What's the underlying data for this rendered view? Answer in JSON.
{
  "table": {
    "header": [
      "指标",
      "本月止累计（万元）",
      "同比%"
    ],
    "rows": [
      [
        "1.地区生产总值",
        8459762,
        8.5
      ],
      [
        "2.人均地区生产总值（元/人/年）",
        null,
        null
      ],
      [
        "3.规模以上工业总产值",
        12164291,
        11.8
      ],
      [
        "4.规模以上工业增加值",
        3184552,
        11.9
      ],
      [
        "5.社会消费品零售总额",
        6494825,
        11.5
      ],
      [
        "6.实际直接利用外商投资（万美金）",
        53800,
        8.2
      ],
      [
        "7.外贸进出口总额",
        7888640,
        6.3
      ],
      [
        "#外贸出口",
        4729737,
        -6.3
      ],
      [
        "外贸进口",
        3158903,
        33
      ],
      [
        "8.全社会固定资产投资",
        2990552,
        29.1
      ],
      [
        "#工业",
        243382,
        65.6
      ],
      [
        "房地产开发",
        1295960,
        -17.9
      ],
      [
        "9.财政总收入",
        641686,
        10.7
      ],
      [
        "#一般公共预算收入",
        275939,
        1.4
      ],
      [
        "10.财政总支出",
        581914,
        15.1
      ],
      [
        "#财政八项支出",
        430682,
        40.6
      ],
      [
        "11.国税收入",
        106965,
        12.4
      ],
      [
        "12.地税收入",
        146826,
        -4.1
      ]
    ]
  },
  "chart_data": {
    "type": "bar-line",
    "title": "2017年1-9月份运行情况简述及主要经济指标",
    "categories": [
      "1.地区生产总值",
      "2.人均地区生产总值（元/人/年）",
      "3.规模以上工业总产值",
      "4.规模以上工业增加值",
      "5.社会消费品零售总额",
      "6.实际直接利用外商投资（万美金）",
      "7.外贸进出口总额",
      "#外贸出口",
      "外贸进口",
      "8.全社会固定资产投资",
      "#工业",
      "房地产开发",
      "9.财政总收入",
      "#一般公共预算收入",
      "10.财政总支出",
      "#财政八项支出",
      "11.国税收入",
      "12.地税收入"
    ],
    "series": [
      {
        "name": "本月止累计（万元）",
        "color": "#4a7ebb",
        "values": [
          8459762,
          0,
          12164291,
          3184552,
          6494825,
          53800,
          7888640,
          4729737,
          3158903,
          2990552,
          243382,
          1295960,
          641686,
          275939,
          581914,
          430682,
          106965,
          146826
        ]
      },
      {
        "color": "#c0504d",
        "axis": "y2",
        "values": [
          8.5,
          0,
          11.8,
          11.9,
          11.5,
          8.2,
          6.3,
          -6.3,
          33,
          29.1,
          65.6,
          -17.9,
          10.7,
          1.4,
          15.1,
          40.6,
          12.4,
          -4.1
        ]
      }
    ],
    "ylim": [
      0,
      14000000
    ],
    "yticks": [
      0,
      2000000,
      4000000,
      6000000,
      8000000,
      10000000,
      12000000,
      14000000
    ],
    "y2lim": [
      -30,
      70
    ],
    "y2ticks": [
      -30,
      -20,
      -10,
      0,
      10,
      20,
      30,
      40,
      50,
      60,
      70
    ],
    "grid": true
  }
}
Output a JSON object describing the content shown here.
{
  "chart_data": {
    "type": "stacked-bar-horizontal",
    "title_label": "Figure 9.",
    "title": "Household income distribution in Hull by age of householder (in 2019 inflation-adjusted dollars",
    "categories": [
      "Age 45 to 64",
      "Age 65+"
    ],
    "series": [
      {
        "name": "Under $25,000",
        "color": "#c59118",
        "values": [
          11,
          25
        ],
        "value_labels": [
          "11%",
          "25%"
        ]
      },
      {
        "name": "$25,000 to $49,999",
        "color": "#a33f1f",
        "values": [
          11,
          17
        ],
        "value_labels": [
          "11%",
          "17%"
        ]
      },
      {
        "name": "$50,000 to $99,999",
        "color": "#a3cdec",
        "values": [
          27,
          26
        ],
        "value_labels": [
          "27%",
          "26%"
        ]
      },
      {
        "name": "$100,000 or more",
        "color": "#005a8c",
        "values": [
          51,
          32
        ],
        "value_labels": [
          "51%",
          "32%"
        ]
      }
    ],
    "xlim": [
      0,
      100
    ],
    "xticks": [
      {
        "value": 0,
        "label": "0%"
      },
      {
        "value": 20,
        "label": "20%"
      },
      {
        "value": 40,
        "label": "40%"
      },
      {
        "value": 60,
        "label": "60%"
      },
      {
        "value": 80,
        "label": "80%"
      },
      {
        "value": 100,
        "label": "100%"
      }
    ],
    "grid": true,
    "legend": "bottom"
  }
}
※ ※ ※
PROBLEM: Using the listing above, show every line that includes the string "color".

COMPLETE ANSWER:
        "color": "#4a7ebb",
        "color": "#c0504d",
        "color": "#c59118",
        "color": "#a33f1f",
        "color": "#a3cdec",
        "color": "#005a8c",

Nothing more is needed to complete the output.